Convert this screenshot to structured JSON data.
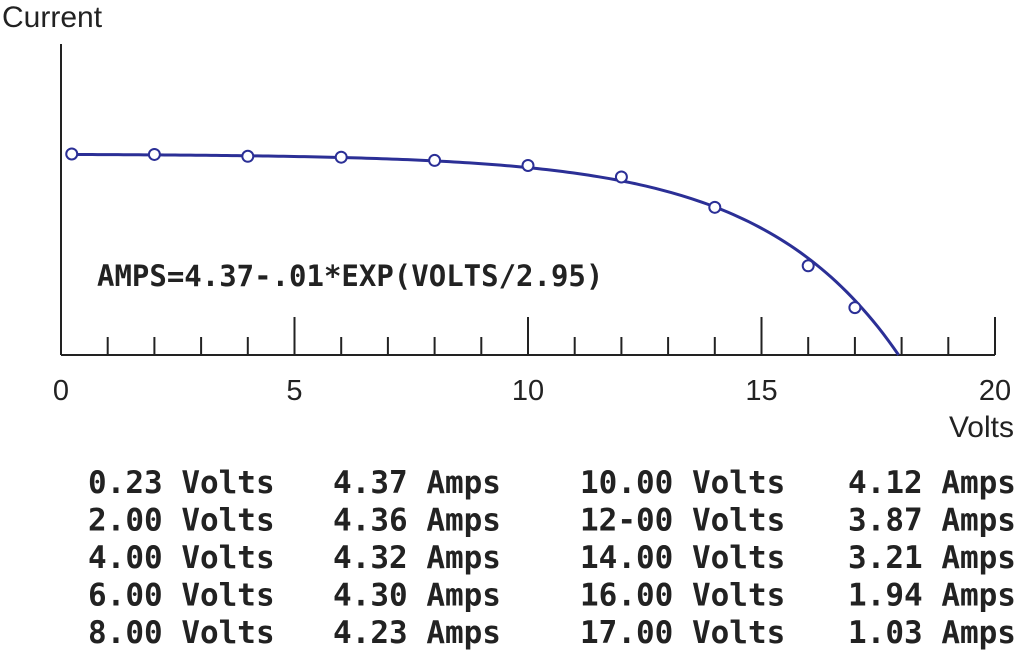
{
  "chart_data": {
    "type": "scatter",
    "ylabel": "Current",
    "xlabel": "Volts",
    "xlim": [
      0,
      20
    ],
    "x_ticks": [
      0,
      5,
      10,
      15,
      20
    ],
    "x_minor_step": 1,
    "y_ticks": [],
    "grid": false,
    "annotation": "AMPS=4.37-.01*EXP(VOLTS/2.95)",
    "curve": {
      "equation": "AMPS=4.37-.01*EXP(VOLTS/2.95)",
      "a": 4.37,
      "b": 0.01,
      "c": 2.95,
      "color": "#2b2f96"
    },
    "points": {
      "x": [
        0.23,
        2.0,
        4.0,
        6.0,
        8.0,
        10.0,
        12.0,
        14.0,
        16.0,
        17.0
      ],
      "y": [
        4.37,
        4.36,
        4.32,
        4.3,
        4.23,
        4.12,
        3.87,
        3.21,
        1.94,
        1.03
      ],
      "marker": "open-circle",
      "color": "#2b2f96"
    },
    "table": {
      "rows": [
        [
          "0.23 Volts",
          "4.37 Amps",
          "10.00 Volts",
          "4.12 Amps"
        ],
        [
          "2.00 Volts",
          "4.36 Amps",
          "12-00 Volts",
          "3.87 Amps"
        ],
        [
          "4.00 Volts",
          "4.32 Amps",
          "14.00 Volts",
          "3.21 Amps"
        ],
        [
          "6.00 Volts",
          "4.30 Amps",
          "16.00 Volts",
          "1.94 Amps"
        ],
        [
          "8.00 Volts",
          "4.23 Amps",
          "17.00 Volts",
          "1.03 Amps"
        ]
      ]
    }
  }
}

::::

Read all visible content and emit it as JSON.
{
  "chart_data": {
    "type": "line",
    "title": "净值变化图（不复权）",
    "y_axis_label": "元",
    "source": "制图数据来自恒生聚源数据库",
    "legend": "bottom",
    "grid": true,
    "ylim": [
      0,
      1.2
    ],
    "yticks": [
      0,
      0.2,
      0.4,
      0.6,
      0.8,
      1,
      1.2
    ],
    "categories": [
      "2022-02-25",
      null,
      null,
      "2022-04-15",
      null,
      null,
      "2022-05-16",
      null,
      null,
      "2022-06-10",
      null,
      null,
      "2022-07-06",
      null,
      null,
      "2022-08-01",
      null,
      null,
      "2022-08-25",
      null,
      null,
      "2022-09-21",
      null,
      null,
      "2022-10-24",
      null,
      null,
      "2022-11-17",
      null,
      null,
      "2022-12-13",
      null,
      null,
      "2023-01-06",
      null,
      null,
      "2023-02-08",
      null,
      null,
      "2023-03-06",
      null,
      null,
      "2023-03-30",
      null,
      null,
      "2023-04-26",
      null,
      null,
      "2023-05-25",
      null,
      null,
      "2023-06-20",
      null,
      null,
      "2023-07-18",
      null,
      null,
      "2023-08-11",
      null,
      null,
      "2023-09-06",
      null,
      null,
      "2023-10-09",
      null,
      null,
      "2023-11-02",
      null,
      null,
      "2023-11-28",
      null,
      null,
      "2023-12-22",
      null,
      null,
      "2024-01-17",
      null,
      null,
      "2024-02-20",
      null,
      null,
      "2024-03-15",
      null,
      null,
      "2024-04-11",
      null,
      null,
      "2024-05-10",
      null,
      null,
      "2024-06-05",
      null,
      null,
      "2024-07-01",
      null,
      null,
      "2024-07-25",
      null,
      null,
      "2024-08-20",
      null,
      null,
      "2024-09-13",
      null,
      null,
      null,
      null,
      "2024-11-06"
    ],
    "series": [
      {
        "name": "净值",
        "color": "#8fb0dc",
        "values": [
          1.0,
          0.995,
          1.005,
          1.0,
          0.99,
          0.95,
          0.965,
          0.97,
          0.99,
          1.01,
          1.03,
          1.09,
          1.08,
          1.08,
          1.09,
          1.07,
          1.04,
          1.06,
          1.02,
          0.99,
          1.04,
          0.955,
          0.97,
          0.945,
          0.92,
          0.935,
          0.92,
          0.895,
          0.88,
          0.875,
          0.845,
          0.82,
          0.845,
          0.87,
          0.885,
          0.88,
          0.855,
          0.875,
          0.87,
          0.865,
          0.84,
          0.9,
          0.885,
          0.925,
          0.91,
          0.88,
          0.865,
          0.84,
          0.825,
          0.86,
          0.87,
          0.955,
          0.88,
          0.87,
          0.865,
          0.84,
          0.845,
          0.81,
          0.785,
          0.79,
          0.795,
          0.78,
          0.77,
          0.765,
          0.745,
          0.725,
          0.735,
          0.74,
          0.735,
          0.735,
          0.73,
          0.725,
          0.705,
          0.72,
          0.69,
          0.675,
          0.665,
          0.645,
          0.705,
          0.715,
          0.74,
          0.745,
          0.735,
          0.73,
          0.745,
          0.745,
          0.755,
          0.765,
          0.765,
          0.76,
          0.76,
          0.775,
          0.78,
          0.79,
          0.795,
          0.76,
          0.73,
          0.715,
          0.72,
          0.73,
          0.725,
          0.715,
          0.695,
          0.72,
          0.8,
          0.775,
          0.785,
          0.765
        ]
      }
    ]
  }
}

::::

▶ Exercise objective:
Copy each line holding the word "JSON" from the listing above.

▶ Finished exercise:
Convert this screenshot to structured JSON data.
Read all visible content and emit it as JSON.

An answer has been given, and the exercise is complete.